=== Given exercise ===
Reproduce every line of the listing below, swapping "Flat Tax" for "Fixed Tax" wherever it occurs and keeping everything else unchanged.

━━━

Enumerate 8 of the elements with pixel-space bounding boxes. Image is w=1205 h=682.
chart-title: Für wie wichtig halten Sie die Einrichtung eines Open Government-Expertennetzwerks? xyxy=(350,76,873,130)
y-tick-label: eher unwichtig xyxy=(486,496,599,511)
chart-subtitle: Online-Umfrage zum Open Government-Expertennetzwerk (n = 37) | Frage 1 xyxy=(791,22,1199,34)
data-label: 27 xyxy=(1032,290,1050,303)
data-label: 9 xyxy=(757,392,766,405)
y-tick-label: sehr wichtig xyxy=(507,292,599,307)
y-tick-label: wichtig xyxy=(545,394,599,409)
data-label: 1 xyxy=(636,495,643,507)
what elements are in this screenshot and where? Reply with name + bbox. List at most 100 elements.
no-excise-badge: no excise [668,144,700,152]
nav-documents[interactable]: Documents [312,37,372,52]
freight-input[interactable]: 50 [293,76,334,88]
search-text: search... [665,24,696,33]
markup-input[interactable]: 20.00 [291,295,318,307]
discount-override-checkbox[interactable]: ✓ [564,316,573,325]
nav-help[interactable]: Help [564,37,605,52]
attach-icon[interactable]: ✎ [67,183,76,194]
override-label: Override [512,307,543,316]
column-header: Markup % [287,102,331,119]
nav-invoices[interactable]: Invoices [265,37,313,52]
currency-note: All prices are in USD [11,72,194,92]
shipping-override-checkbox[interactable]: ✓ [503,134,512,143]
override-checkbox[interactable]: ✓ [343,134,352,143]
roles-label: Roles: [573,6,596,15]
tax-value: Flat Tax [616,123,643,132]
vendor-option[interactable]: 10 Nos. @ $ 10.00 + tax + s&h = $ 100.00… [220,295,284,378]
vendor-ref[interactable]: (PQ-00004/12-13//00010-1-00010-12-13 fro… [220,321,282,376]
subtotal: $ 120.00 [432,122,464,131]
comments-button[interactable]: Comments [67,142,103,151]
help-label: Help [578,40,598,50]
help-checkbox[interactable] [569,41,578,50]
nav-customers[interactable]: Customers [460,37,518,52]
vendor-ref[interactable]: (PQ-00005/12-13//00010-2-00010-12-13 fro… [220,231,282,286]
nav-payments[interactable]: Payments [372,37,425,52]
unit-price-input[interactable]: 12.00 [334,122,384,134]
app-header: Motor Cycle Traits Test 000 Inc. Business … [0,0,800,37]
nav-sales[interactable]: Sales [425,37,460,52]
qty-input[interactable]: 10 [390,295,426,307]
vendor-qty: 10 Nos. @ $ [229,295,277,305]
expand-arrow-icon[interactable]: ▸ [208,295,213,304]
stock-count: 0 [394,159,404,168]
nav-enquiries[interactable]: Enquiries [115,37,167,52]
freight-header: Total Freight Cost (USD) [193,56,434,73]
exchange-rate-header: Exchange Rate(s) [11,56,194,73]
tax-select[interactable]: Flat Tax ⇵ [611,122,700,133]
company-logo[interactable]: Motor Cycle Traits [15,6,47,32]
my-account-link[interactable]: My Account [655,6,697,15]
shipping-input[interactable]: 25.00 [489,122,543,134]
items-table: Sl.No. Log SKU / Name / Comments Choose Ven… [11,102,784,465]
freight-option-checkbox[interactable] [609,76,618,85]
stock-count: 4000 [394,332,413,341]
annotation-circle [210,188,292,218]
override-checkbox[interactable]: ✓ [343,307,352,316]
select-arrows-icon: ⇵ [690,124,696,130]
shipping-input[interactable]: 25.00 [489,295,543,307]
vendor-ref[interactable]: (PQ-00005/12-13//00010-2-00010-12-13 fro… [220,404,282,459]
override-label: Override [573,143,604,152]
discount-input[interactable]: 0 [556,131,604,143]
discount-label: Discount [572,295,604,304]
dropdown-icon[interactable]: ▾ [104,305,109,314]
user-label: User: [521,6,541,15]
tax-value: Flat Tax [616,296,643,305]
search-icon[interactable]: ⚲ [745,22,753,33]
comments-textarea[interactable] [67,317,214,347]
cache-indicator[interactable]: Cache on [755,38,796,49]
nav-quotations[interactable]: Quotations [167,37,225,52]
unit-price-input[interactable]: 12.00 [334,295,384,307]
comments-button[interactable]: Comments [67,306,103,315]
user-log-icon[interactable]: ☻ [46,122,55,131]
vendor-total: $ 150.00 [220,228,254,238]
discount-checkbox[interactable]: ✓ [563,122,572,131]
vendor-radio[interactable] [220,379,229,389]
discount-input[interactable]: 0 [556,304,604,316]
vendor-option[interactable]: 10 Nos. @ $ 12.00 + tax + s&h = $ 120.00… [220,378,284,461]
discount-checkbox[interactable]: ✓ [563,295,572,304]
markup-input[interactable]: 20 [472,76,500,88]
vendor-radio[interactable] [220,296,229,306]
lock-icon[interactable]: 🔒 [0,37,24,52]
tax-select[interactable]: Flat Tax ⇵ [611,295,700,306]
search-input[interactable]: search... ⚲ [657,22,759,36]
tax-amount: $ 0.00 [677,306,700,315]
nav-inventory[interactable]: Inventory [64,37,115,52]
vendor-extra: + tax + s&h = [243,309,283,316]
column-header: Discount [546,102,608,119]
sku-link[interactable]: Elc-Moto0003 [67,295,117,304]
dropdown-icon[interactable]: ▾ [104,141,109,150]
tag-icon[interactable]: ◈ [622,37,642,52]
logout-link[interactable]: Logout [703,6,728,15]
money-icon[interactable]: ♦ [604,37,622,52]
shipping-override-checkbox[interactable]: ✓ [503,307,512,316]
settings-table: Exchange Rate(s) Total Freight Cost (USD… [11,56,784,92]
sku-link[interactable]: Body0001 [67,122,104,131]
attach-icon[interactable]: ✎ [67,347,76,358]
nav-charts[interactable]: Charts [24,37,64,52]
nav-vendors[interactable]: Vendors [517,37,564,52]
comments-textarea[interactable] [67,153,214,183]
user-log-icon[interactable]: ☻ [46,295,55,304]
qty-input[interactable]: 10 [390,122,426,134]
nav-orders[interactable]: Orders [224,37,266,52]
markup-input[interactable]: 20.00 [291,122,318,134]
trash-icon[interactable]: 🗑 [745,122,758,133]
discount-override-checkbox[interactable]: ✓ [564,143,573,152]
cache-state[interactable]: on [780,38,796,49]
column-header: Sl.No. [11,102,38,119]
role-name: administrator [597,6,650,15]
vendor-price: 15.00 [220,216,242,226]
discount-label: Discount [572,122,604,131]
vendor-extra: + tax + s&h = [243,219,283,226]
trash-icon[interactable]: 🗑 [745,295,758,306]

━━━

=== Solution below ===
Enumerate 8 of the elements with pixel-space bounding boxes. Image is w=1205 h=682.
chart-title: Für wie wichtig halten Sie die Einrichtung eines Open Government-Expertennetzwerks? xyxy=(350,76,873,130)
y-tick-label: eher unwichtig xyxy=(486,496,599,511)
chart-subtitle: Online-Umfrage zum Open Government-Expertennetzwerk (n = 37) | Frage 1 xyxy=(791,22,1199,34)
data-label: 27 xyxy=(1032,290,1050,303)
data-label: 9 xyxy=(757,392,766,405)
y-tick-label: sehr wichtig xyxy=(507,292,599,307)
y-tick-label: wichtig xyxy=(545,394,599,409)
data-label: 1 xyxy=(636,495,643,507)
what elements are in this screenshot and where? Reply with name + bbox. List at most 100 elements.
no-excise-badge: no excise [668,144,700,152]
nav-documents[interactable]: Documents [312,37,372,52]
freight-input[interactable]: 50 [293,76,334,88]
search-text: search... [665,24,696,33]
markup-input[interactable]: 20.00 [291,295,318,307]
discount-override-checkbox[interactable]: ✓ [564,316,573,325]
nav-help[interactable]: Help [564,37,605,52]
attach-icon[interactable]: ✎ [67,183,76,194]
override-label: Override [512,307,543,316]
column-header: Markup % [287,102,331,119]
nav-invoices[interactable]: Invoices [265,37,313,52]
currency-note: All prices are in USD [11,72,194,92]
shipping-override-checkbox[interactable]: ✓ [503,134,512,143]
override-checkbox[interactable]: ✓ [343,134,352,143]
roles-label: Roles: [573,6,596,15]
tax-value: Fixed Tax [616,123,643,132]
vendor-option[interactable]: 10 Nos. @ $ 10.00 + tax + s&h = $ 100.00… [220,295,284,378]
vendor-ref[interactable]: (PQ-00004/12-13//00010-1-00010-12-13 fro… [220,321,282,376]
subtotal: $ 120.00 [432,122,464,131]
comments-button[interactable]: Comments [67,142,103,151]
help-label: Help [578,40,598,50]
help-checkbox[interactable] [569,41,578,50]
nav-customers[interactable]: Customers [460,37,518,52]
vendor-ref[interactable]: (PQ-00005/12-13//00010-2-00010-12-13 fro… [220,231,282,286]
nav-payments[interactable]: Payments [372,37,425,52]
unit-price-input[interactable]: 12.00 [334,122,384,134]
app-header: Motor Cycle Traits Test 000 Inc. Business … [0,0,800,37]
nav-sales[interactable]: Sales [425,37,460,52]
qty-input[interactable]: 10 [390,295,426,307]
vendor-qty: 10 Nos. @ $ [229,295,277,305]
expand-arrow-icon[interactable]: ▸ [208,295,213,304]
stock-count: 0 [394,159,404,168]
nav-enquiries[interactable]: Enquiries [115,37,167,52]
freight-header: Total Freight Cost (USD) [193,56,434,73]
exchange-rate-header: Exchange Rate(s) [11,56,194,73]
tax-select[interactable]: Fixed Tax ⇵ [611,122,700,133]
company-logo[interactable]: Motor Cycle Traits [15,6,47,32]
my-account-link[interactable]: My Account [655,6,697,15]
shipping-input[interactable]: 25.00 [489,122,543,134]
items-table: Sl.No. Log SKU / Name / Comments Choose Ven… [11,102,784,465]
freight-option-checkbox[interactable] [609,76,618,85]
stock-count: 4000 [394,332,413,341]
annotation-circle [210,188,292,218]
override-checkbox[interactable]: ✓ [343,307,352,316]
select-arrows-icon: ⇵ [690,124,696,130]
shipping-input[interactable]: 25.00 [489,295,543,307]
vendor-ref[interactable]: (PQ-00005/12-13//00010-2-00010-12-13 fro… [220,404,282,459]
override-label: Override [573,143,604,152]
discount-input[interactable]: 0 [556,131,604,143]
discount-label: Discount [572,295,604,304]
dropdown-icon[interactable]: ▾ [104,305,109,314]
user-label: User: [521,6,541,15]
tax-value: Fixed Tax [616,296,643,305]
search-icon[interactable]: ⚲ [745,22,753,33]
comments-textarea[interactable] [67,317,214,347]
cache-indicator[interactable]: Cache on [755,38,796,49]
nav-quotations[interactable]: Quotations [167,37,225,52]
unit-price-input[interactable]: 12.00 [334,295,384,307]
comments-button[interactable]: Comments [67,306,103,315]
user-log-icon[interactable]: ☻ [46,122,55,131]
vendor-total: $ 150.00 [220,228,254,238]
discount-checkbox[interactable]: ✓ [563,122,572,131]
vendor-radio[interactable] [220,379,229,389]
discount-input[interactable]: 0 [556,304,604,316]
vendor-option[interactable]: 10 Nos. @ $ 12.00 + tax + s&h = $ 120.00… [220,378,284,461]
discount-checkbox[interactable]: ✓ [563,295,572,304]
markup-input[interactable]: 20 [472,76,500,88]
vendor-radio[interactable] [220,296,229,306]
lock-icon[interactable]: 🔒 [0,37,24,52]
tax-select[interactable]: Fixed Tax ⇵ [611,295,700,306]
search-input[interactable]: search... ⚲ [657,22,759,36]
tax-amount: $ 0.00 [677,306,700,315]
nav-inventory[interactable]: Inventory [64,37,115,52]
vendor-extra: + tax + s&h = [243,309,283,316]
column-header: Discount [546,102,608,119]
sku-link[interactable]: Elc-Moto0003 [67,295,117,304]
dropdown-icon[interactable]: ▾ [104,141,109,150]
tag-icon[interactable]: ◈ [622,37,642,52]
logout-link[interactable]: Logout [703,6,728,15]
money-icon[interactable]: ♦ [604,37,622,52]
shipping-override-checkbox[interactable]: ✓ [503,307,512,316]
settings-table: Exchange Rate(s) Total Freight Cost (USD… [11,56,784,92]
sku-link[interactable]: Body0001 [67,122,104,131]
attach-icon[interactable]: ✎ [67,347,76,358]
nav-charts[interactable]: Charts [24,37,64,52]
nav-vendors[interactable]: Vendors [517,37,564,52]
comments-textarea[interactable] [67,153,214,183]
user-log-icon[interactable]: ☻ [46,295,55,304]
qty-input[interactable]: 10 [390,122,426,134]
nav-orders[interactable]: Orders [224,37,266,52]
markup-input[interactable]: 20.00 [291,122,318,134]
trash-icon[interactable]: 🗑 [745,122,758,133]
discount-override-checkbox[interactable]: ✓ [564,143,573,152]
cache-state[interactable]: on [780,38,796,49]
column-header: Sl.No. [11,102,38,119]
role-name: administrator [597,6,650,15]
vendor-price: 15.00 [220,216,242,226]
discount-label: Discount [572,122,604,131]
vendor-extra: + tax + s&h = [243,219,283,226]
trash-icon[interactable]: 🗑 [745,295,758,306]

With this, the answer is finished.